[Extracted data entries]
begin
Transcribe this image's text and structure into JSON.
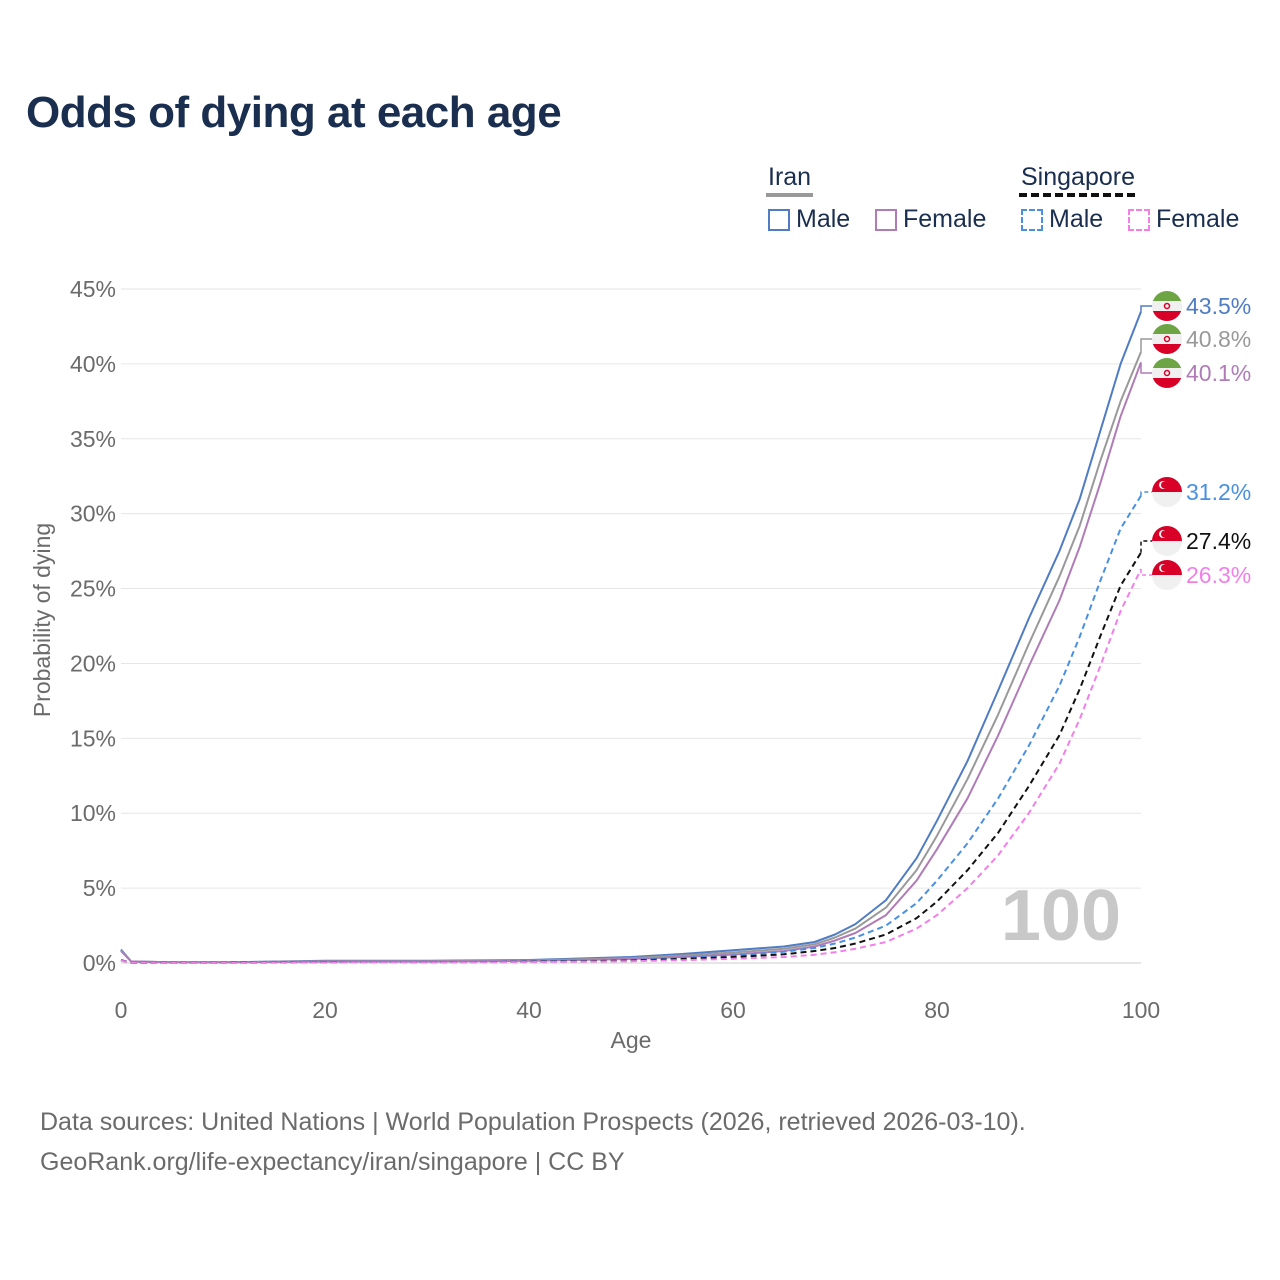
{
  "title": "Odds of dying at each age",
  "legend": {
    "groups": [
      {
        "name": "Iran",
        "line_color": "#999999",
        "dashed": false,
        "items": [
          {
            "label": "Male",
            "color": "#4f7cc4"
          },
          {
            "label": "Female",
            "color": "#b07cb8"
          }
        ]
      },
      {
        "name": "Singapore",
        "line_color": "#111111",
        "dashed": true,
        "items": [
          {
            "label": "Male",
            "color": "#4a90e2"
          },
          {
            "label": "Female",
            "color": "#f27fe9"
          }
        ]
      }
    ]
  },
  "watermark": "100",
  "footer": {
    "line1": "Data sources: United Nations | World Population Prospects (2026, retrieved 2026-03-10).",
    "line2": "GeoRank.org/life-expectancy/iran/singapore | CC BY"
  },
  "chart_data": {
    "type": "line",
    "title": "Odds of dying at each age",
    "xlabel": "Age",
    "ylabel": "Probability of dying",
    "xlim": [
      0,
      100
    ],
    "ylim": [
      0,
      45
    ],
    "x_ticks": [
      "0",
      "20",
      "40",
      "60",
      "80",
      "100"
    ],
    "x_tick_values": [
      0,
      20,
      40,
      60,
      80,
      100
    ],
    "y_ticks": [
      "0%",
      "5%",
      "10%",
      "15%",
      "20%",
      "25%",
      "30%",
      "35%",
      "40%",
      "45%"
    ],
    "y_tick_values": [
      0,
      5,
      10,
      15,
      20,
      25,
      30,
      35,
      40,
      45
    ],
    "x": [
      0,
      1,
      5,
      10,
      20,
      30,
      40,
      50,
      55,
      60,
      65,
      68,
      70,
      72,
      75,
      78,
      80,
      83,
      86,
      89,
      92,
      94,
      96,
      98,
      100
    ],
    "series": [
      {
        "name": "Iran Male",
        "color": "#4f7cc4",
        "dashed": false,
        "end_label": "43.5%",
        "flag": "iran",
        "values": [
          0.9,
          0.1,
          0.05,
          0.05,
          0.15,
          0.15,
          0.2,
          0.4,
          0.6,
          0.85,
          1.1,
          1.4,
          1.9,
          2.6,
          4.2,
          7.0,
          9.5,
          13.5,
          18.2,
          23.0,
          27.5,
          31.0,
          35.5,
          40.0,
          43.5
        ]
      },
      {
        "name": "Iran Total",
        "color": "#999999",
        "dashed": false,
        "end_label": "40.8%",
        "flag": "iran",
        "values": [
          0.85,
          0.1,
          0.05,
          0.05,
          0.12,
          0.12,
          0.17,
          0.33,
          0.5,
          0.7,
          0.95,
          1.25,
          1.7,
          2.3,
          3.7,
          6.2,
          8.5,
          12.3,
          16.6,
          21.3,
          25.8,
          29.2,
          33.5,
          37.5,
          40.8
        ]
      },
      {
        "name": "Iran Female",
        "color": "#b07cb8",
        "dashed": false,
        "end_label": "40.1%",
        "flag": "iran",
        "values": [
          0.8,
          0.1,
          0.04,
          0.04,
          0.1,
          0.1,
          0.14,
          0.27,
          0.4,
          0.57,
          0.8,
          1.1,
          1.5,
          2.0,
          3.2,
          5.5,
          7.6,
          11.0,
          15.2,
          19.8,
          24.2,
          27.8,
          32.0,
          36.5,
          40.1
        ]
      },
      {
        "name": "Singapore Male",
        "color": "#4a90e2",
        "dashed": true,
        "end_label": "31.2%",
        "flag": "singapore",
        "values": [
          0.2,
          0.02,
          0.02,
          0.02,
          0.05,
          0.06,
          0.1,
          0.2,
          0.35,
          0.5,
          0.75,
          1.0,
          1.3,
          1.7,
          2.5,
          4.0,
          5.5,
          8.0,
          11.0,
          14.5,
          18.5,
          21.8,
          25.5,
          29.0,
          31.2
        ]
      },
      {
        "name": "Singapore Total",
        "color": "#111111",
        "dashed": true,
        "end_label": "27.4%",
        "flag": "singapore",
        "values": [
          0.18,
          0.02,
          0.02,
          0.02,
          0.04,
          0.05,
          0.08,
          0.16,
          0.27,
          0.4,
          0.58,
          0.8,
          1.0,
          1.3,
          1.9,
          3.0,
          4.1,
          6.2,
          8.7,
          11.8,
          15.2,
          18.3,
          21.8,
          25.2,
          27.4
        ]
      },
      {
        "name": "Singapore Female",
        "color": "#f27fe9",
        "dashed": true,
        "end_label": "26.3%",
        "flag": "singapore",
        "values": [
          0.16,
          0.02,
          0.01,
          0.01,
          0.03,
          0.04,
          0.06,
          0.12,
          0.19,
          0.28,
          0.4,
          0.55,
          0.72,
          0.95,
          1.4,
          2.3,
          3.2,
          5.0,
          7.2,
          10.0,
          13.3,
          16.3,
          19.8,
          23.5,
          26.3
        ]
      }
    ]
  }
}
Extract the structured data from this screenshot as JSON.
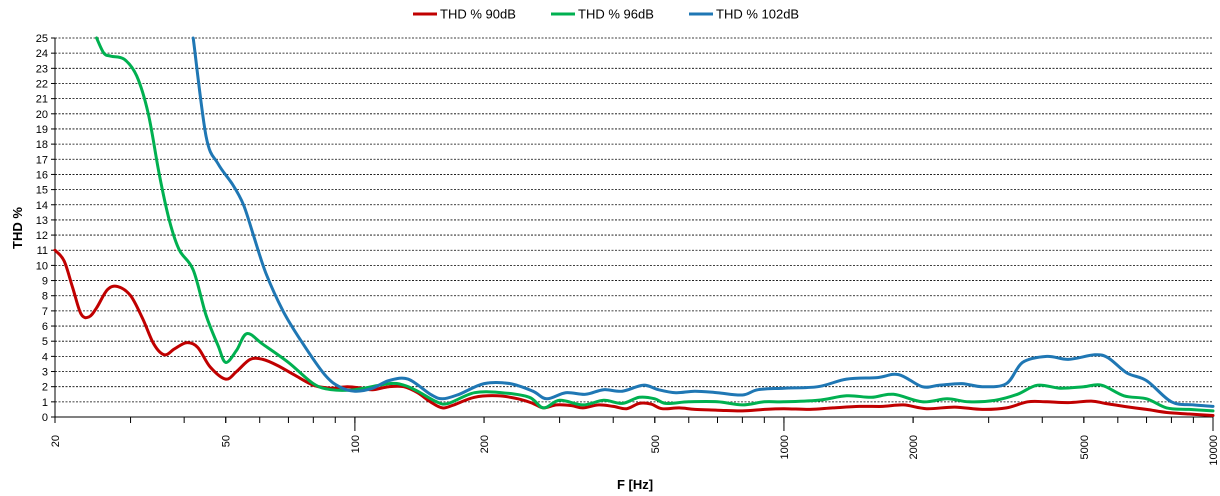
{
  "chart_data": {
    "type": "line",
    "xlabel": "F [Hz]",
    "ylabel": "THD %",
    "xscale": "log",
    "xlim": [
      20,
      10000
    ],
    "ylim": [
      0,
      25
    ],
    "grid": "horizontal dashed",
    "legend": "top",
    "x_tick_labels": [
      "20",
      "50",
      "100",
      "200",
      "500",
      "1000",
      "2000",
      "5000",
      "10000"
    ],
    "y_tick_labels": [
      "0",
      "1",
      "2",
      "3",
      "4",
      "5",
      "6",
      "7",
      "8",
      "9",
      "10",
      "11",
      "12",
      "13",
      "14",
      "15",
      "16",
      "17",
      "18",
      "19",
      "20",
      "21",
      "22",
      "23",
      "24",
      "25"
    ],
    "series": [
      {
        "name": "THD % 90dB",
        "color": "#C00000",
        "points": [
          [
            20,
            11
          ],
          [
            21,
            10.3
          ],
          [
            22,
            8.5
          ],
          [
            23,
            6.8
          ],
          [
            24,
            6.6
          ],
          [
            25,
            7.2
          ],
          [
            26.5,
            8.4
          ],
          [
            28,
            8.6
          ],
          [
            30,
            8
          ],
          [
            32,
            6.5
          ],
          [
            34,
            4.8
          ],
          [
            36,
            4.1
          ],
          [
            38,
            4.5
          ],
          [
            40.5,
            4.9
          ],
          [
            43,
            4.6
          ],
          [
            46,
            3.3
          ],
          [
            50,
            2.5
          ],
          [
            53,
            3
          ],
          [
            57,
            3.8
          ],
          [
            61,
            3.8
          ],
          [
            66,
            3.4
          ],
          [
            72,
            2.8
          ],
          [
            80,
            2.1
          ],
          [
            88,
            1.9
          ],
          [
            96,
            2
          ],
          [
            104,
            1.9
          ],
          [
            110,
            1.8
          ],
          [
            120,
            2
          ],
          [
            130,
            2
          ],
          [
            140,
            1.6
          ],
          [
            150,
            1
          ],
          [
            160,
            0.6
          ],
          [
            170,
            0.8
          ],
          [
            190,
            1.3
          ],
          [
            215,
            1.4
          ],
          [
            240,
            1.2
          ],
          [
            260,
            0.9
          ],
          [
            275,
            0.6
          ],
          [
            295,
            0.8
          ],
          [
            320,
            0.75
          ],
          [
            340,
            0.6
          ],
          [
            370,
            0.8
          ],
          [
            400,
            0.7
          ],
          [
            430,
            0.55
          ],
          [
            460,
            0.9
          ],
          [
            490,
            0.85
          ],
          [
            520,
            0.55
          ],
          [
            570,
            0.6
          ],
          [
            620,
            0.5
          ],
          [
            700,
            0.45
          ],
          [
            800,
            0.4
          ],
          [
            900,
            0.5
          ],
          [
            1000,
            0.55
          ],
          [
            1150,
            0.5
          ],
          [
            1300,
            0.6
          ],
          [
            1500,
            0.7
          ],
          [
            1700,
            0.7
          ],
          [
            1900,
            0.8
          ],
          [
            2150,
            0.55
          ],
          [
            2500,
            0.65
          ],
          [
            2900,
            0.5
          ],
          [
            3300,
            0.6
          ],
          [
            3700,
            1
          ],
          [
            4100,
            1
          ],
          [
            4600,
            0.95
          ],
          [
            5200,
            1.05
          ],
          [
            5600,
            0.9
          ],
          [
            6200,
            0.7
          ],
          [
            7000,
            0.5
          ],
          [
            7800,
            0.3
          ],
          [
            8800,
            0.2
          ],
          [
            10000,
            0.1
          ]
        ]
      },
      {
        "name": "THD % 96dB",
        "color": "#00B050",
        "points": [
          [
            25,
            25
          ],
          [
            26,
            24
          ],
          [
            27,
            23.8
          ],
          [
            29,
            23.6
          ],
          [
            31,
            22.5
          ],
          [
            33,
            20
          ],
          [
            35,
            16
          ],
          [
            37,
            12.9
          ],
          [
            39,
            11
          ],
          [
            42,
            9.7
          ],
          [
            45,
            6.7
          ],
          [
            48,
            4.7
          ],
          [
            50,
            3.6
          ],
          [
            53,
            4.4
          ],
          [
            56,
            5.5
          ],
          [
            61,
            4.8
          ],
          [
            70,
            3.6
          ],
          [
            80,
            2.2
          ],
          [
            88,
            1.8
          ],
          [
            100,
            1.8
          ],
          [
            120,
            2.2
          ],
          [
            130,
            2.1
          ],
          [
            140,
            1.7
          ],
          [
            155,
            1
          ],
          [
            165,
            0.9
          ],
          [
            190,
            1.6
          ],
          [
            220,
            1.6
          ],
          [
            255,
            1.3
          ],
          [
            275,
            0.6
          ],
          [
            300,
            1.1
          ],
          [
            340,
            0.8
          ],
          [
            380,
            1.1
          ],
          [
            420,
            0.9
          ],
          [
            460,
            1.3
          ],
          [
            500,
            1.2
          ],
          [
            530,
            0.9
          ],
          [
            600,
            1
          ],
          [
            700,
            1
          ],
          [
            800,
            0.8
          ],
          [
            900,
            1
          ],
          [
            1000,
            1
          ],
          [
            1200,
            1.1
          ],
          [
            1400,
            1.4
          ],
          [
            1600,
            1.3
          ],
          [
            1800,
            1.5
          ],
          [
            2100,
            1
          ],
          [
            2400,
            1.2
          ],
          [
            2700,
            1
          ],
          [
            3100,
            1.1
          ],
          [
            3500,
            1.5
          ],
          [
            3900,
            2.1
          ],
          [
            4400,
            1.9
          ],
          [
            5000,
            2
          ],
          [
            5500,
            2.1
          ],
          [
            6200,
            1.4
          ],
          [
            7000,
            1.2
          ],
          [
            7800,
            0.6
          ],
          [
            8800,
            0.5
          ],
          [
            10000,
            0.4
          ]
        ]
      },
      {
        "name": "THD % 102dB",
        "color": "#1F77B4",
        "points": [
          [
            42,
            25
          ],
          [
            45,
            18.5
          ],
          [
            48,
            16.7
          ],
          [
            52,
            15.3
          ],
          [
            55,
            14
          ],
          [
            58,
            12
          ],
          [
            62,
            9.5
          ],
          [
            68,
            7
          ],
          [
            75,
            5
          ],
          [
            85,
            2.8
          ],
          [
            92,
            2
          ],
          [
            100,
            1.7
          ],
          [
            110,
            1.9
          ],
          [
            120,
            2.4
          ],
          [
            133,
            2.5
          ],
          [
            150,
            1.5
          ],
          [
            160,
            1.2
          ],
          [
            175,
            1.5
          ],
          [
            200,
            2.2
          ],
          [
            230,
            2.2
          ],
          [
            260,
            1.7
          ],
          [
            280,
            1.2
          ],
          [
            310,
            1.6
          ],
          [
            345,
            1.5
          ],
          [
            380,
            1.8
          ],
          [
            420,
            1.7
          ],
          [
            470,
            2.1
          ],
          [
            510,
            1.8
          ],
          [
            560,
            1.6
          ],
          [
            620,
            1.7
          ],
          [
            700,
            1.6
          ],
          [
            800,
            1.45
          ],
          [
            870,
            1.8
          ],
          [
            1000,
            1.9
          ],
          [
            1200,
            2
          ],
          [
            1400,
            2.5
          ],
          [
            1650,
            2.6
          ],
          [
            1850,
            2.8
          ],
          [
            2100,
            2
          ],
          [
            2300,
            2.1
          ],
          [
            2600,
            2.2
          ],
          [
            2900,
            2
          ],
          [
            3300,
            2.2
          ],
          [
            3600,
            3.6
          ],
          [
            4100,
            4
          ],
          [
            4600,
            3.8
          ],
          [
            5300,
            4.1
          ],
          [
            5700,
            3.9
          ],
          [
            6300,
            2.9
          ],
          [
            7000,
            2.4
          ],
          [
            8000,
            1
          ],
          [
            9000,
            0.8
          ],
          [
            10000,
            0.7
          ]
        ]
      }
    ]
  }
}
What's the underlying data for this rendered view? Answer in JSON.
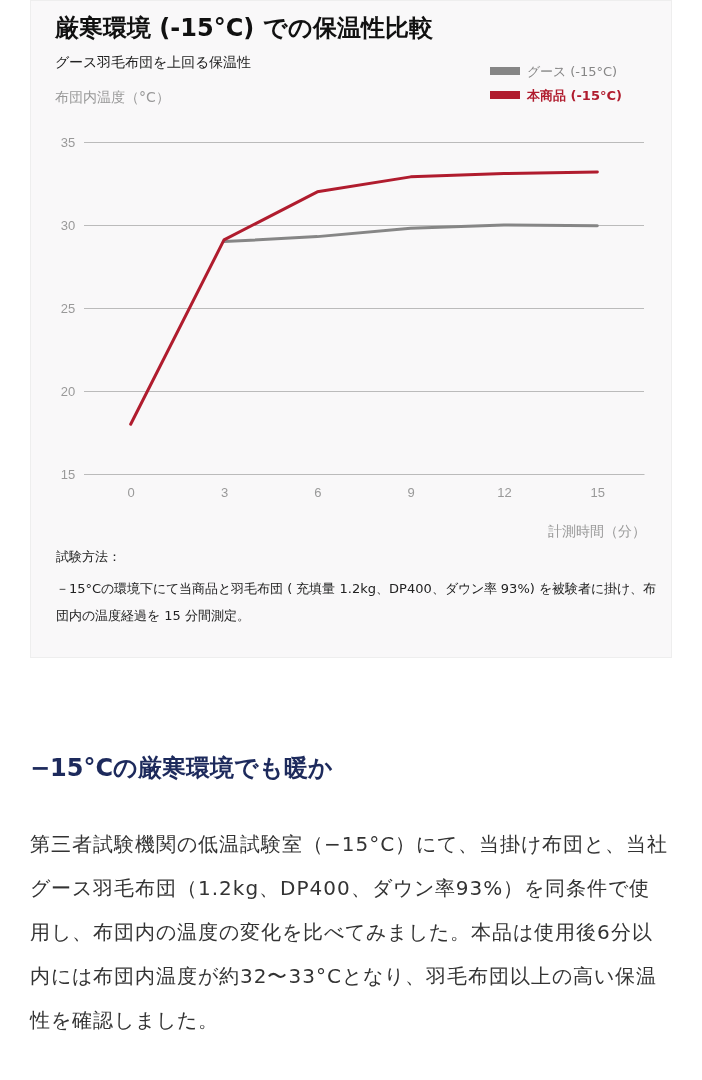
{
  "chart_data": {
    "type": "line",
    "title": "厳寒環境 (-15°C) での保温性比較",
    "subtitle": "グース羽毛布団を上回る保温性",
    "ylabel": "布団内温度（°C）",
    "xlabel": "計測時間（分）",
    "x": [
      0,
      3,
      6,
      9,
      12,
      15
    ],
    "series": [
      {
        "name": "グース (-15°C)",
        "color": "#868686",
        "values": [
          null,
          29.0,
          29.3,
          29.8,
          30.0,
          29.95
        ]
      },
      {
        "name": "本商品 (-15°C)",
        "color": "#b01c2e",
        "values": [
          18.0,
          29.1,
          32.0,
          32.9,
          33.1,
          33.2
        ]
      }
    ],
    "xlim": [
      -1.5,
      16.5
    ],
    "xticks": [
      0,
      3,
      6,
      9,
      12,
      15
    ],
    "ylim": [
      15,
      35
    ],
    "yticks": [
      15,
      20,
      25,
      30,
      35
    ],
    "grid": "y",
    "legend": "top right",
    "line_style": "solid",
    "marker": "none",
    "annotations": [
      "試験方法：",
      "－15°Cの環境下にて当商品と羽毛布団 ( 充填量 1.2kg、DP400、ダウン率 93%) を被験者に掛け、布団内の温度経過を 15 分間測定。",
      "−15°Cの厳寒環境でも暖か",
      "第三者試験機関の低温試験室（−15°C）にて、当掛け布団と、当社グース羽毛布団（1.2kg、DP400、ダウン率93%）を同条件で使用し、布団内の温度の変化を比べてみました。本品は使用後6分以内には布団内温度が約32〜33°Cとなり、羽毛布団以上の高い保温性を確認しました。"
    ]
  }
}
end
_Your objective_
Copy out each line of the material that holds the word "this".

_Finished task_
Transcribe this image's text and structure into JSON.
Extract the structured data from this screenshot as JSON.
What's the underlying data for this rendered view? Answer in JSON.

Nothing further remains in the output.